Work instructions
Set down the data below without change, skipping the pictures it holds.

The records
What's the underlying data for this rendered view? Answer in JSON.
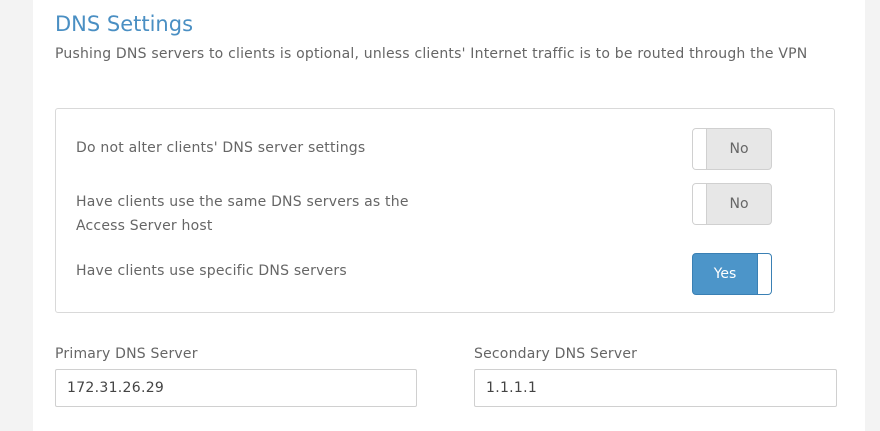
{
  "section": {
    "title": "DNS Settings",
    "description": "Pushing DNS servers to clients is optional, unless clients' Internet traffic is to be routed through the VPN"
  },
  "options": [
    {
      "label": "Do not alter clients' DNS server settings",
      "toggle_label": "No",
      "state": "off"
    },
    {
      "label_line1": "Have clients use the same DNS servers as the",
      "label_line2": "Access Server host",
      "toggle_label": "No",
      "state": "off"
    },
    {
      "label": "Have clients use specific DNS servers",
      "toggle_label": "Yes",
      "state": "on"
    }
  ],
  "fields": {
    "primary": {
      "label": "Primary DNS Server",
      "value": "172.31.26.29"
    },
    "secondary": {
      "label": "Secondary DNS Server",
      "value": "1.1.1.1"
    }
  },
  "colors": {
    "accent": "#4c95c9",
    "title": "#4a8fc3"
  }
}
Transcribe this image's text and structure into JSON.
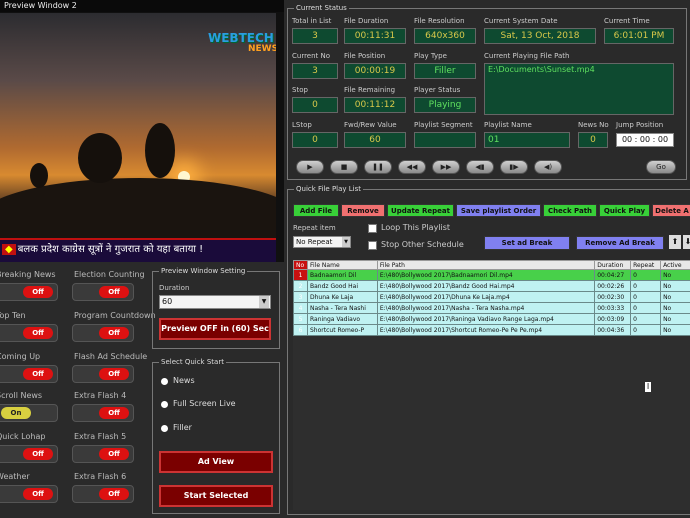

Answer
What's the underlying data for this rendered view? Answer in JSON.
{
  "section": {
    "title": "DNS Settings",
    "description": "Pushing DNS servers to clients is optional, unless clients' Internet traffic is to be routed through the VPN"
  },
  "options": [
    {
      "label": "Do not alter clients' DNS server settings",
      "toggle_label": "No",
      "state": "off"
    },
    {
      "label_line1": "Have clients use the same DNS servers as the",
      "label_line2": "Access Server host",
      "toggle_label": "No",
      "state": "off"
    },
    {
      "label": "Have clients use specific DNS servers",
      "toggle_label": "Yes",
      "state": "on"
    }
  ],
  "fields": {
    "primary": {
      "label": "Primary DNS Server",
      "value": "172.31.26.29"
    },
    "secondary": {
      "label": "Secondary DNS Server",
      "value": "1.1.1.1"
    }
  },
  "colors": {
    "accent": "#4c95c9",
    "title": "#4a8fc3"
  }
}
Transcribe this image's text and structure into JSON.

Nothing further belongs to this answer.